--- Goal of the exercise ---
Hunt for the word "реконструкции" across the entries below, copying each line that holds it.

--- Data lines ---
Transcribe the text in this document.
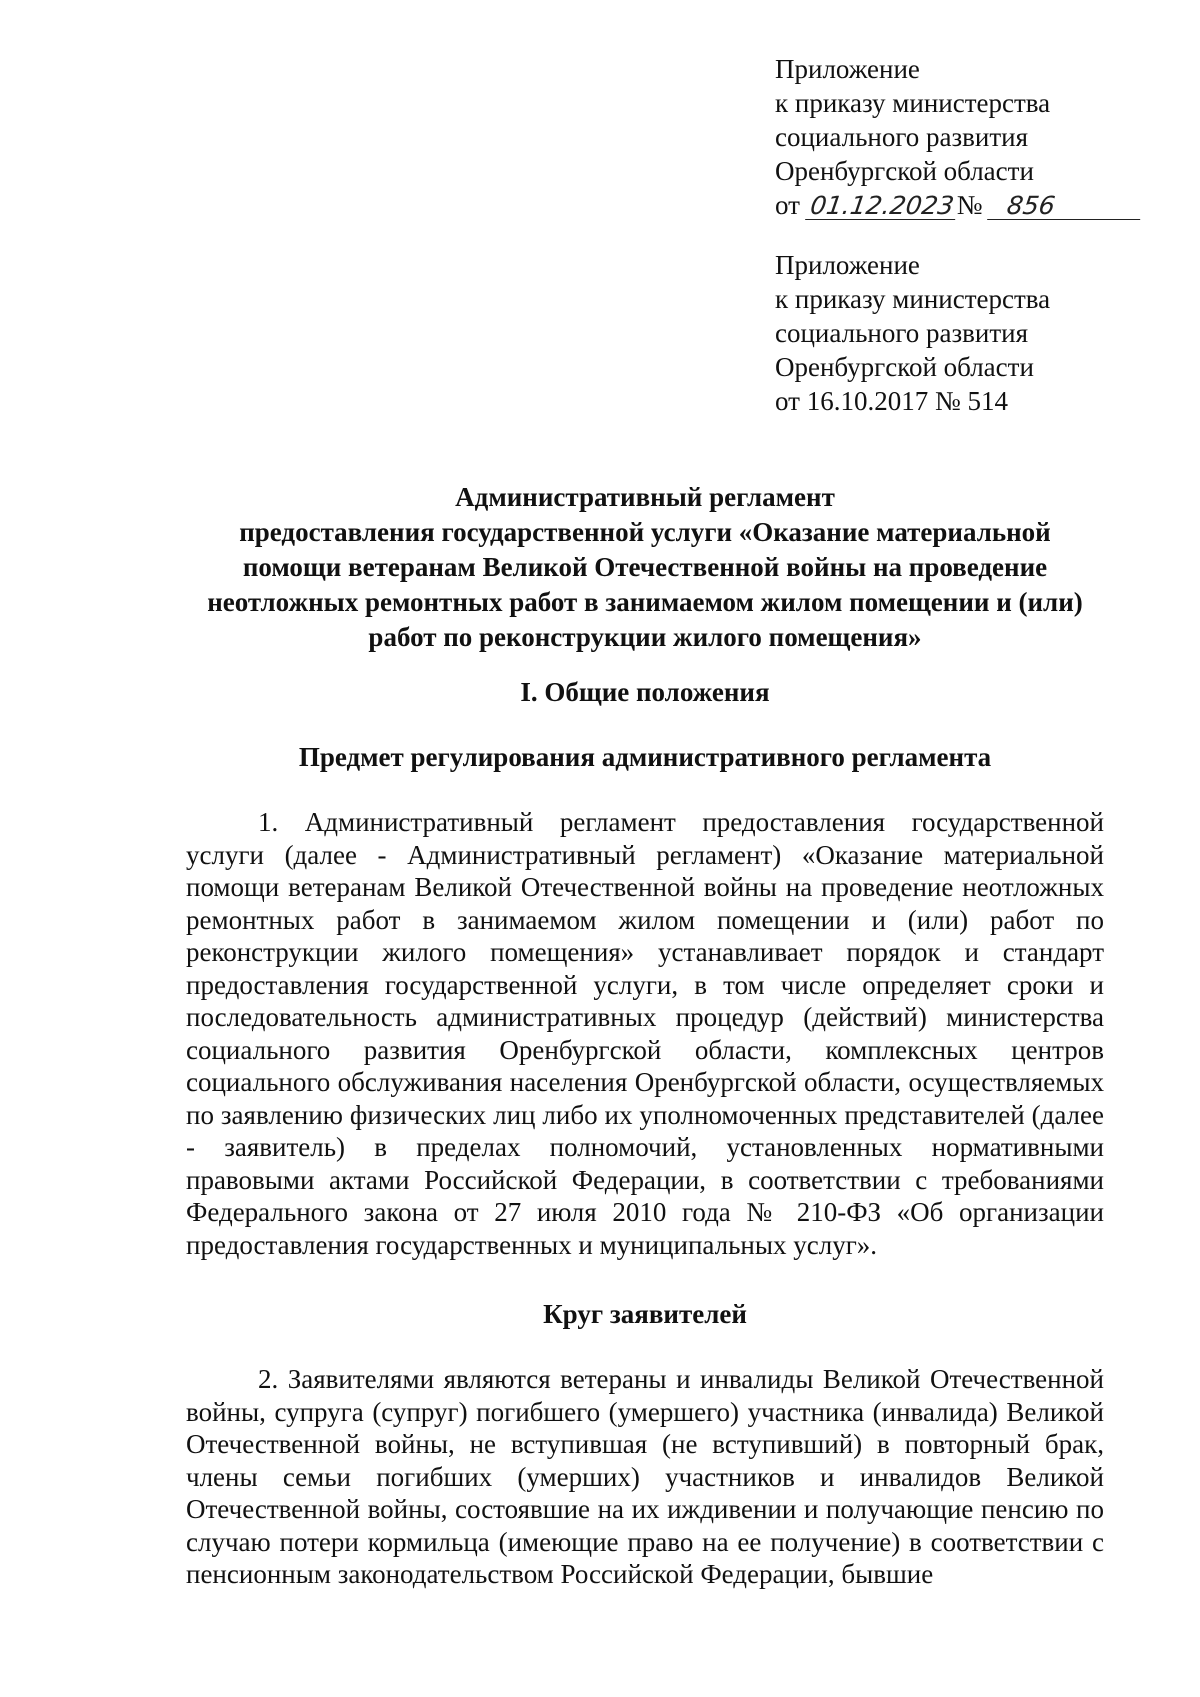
Приложение
к приказу министерства
социального развития
Оренбургской области
от 01.12.2023№ 856
Приложение
к приказу министерства
социального развития
Оренбургской области
от 16.10.2017 № 514
Административный регламент
предоставления государственной услуги «Оказание материальной
помощи ветеранам Великой Отечественной войны на проведение
неотложных ремонтных работ в занимаемом жилом помещении и (или)
работ по реконструкции жилого помещения»
I. Общие положения
Предмет регулирования административного регламента
1. Административный регламент предоставления государственной услуги (далее - Административный регламент) «Оказание материальной помощи ветеранам Великой Отечественной войны на проведение неотложных ремонтных работ в занимаемом жилом помещении и (или) работ по реконструкции жилого помещения» устанавливает порядок и стандарт предоставления государственной услуги, в том числе определяет сроки и последовательность административных процедур (действий) министерства социального развития Оренбургской области, комплексных центров социального обслуживания населения Оренбургской области, осуществляемых по заявлению физических лиц либо их уполномоченных представителей (далее - заявитель) в пределах полномочий, установленных нормативными правовыми актами Российской Федерации, в соответствии с требованиями Федерального закона от 27 июля 2010 года № 210-ФЗ «Об организации предоставления государственных и муниципальных услуг».
Круг заявителей
2. Заявителями являются ветераны и инвалиды Великой Отечественной войны, супруга (супруг) погибшего (умершего) участника (инвалида) Великой Отечественной войны, не вступившая (не вступивший) в повторный брак, члены семьи погибших (умерших) участников и инвалидов Великой Отечественной войны, состоявшие на их иждивении и получающие пенсию по случаю потери кормильца (имеющие право на ее получение) в соответствии с пенсионным законодательством Российской Федерации, бывшие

--- Response to this exercise ---
работ по реконструкции жилого помещения»
1. Административный регламент предоставления государственной услуги (далее - Административный регламент) «Оказание материальной помощи ветеранам Великой Отечественной войны на проведение неотложных ремонтных работ в занимаемом жилом помещении и (или) работ по реконструкции жилого помещения» устанавливает порядок и стандарт предоставления государственной услуги, в том числе определяет сроки и последовательность административных процедур (действий) министерства социального развития Оренбургской области, комплексных центров социального обслуживания населения Оренбургской области, осуществляемых по заявлению физических лиц либо их уполномоченных представителей (далее - заявитель) в пределах полномочий, установленных нормативными правовыми актами Российской Федерации, в соответствии с требованиями Федерального закона от 27 июля 2010 года № 210-ФЗ «Об организации предоставления государственных и муниципальных услуг».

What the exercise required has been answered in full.